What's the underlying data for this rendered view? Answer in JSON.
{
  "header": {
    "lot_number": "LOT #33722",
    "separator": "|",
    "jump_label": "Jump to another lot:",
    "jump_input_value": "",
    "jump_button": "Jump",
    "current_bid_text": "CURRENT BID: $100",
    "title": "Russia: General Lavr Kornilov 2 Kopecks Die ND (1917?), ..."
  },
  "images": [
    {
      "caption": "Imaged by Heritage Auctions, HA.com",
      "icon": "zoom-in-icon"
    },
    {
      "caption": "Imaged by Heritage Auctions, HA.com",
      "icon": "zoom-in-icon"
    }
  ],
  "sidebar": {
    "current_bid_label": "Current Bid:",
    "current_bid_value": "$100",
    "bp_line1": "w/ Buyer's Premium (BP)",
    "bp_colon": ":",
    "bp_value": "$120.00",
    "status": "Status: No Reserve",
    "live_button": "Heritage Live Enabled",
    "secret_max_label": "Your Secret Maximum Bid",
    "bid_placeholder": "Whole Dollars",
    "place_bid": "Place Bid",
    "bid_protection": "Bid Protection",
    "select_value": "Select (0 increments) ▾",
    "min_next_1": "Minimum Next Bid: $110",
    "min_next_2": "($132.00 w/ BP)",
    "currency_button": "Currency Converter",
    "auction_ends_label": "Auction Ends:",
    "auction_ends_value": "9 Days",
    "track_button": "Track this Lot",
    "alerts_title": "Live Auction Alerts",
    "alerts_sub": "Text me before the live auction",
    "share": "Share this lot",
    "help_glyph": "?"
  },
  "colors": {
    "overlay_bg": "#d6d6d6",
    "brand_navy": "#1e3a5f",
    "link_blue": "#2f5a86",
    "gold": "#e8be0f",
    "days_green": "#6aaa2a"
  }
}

● ● ● ● ● ● ●

> GOAL OF THE EXERCISE
Your task is to retype all the records above with nothing left out.

> EXPECTED OUTPUT
What's the underlying data for this rendered view? Answer in JSON.
{
  "header": {
    "lot_number": "LOT #33722",
    "separator": "|",
    "jump_label": "Jump to another lot:",
    "jump_input_value": "",
    "jump_button": "Jump",
    "current_bid_text": "CURRENT BID: $100",
    "title": "Russia: General Lavr Kornilov 2 Kopecks Die ND (1917?), ..."
  },
  "images": [
    {
      "caption": "Imaged by Heritage Auctions, HA.com",
      "icon": "zoom-in-icon"
    },
    {
      "caption": "Imaged by Heritage Auctions, HA.com",
      "icon": "zoom-in-icon"
    }
  ],
  "sidebar": {
    "current_bid_label": "Current Bid:",
    "current_bid_value": "$100",
    "bp_line1": "w/ Buyer's Premium (BP)",
    "bp_colon": ":",
    "bp_value": "$120.00",
    "status": "Status: No Reserve",
    "live_button": "Heritage Live Enabled",
    "secret_max_label": "Your Secret Maximum Bid",
    "bid_placeholder": "Whole Dollars",
    "place_bid": "Place Bid",
    "bid_protection": "Bid Protection",
    "select_value": "Select (0 increments) ▾",
    "min_next_1": "Minimum Next Bid: $110",
    "min_next_2": "($132.00 w/ BP)",
    "currency_button": "Currency Converter",
    "auction_ends_label": "Auction Ends:",
    "auction_ends_value": "9 Days",
    "track_button": "Track this Lot",
    "alerts_title": "Live Auction Alerts",
    "alerts_sub": "Text me before the live auction",
    "share": "Share this lot",
    "help_glyph": "?"
  },
  "colors": {
    "overlay_bg": "#d6d6d6",
    "brand_navy": "#1e3a5f",
    "link_blue": "#2f5a86",
    "gold": "#e8be0f",
    "days_green": "#6aaa2a"
  }
}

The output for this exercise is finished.